Stored records
** Start **

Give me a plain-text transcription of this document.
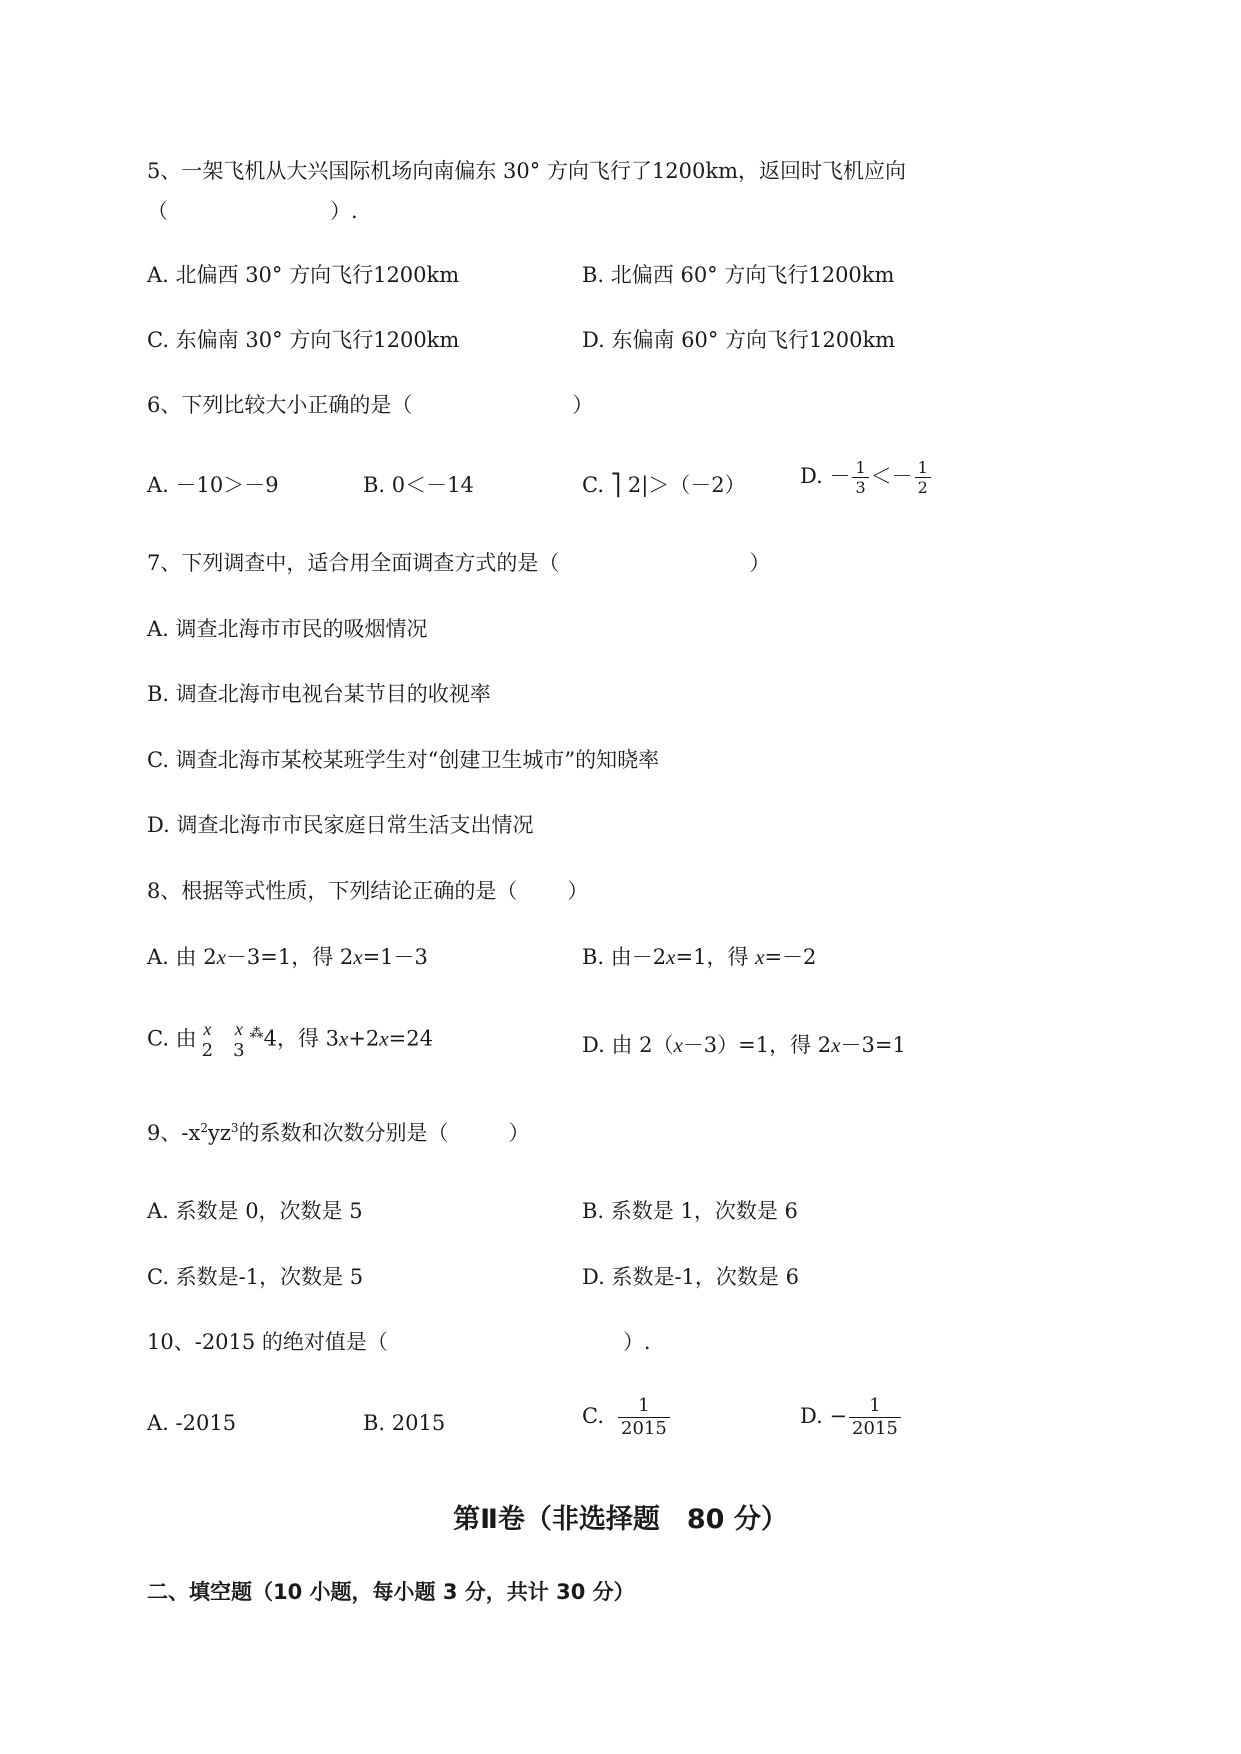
5、一架飞机从大兴国际机场向南偏东 30° 方向飞行了1200km，返回时飞机应向
（	）.
A. 北偏西 30° 方向飞行1200km	B. 北偏西 60° 方向飞行1200km
C. 东偏南 30° 方向飞行1200km	D. 东偏南 60° 方向飞行1200km
6、下列比较大小正确的是（	）
A. －10＞－9	B. 0＜－14	C. ⎤ 2|＞（－2）	D. － $\frac{1}{3} <- \frac{1}{2}$
7、下列调查中，适合用全面调查方式的是（	）
A. 调查北海市市民的吸烟情况
B. 调查北海市电视台某节目的收视率
C. 调查北海市某校某班学生对“创建卫生城市”的知晓率
D. 调查北海市市民家庭日常生活支出情况
8、根据等式性质，下列结论正确的是（ ）
A. 由 2x－3=1，得 2x=1－3	B. 由－2x=1，得 x=－2
C. 由 x
2
x
3
⁂4，得 3x+2x=24	D. 由 2（x－3）=1，得 2x－3=1
9、$-x^2yz^3$的系数和次数分别是（	）
A. 系数是 0，次数是 5	B. 系数是 1，次数是 6
C. 系数是-1，次数是 5	D. 系数是-1，次数是 6
10、-2015 的绝对值是（	）.
A. -2015	B. 2015	C. $\frac{1}{2015}$	D. − $\frac{1}{2015}$
第Ⅱ卷（非选择题　80 分）
二、填空题（10 小题，每小题 3 分，共计 30 分）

** End **

▸ WHAT IS NEEDED
Transcribe the whole listing, character for character, but not its images.

▸ FULL OUTPUT
Give me a plain-text transcription of this document.
5、一架飞机从大兴国际机场向南偏东 30° 方向飞行了1200km，返回时飞机应向
（	）.
A. 北偏西 30° 方向飞行1200km	B. 北偏西 60° 方向飞行1200km
C. 东偏南 30° 方向飞行1200km	D. 东偏南 60° 方向飞行1200km
6、下列比较大小正确的是（	）
A. －10＞－9	B. 0＜－14	C. ⎤ 2|＞（－2）	D. － $\frac{1}{3} <- \frac{1}{2}$
7、下列调查中，适合用全面调查方式的是（	）
A. 调查北海市市民的吸烟情况
B. 调查北海市电视台某节目的收视率
C. 调查北海市某校某班学生对“创建卫生城市”的知晓率
D. 调查北海市市民家庭日常生活支出情况
8、根据等式性质，下列结论正确的是（ ）
A. 由 2x－3=1，得 2x=1－3	B. 由－2x=1，得 x=－2
C. 由 x
2
x
3
⁂4，得 3x+2x=24	D. 由 2（x－3）=1，得 2x－3=1
9、$-x^2yz^3$的系数和次数分别是（	）
A. 系数是 0，次数是 5	B. 系数是 1，次数是 6
C. 系数是-1，次数是 5	D. 系数是-1，次数是 6
10、-2015 的绝对值是（	）.
A. -2015	B. 2015	C. $\frac{1}{2015}$	D. − $\frac{1}{2015}$
第Ⅱ卷（非选择题　80 分）
二、填空题（10 小题，每小题 3 分，共计 30 分）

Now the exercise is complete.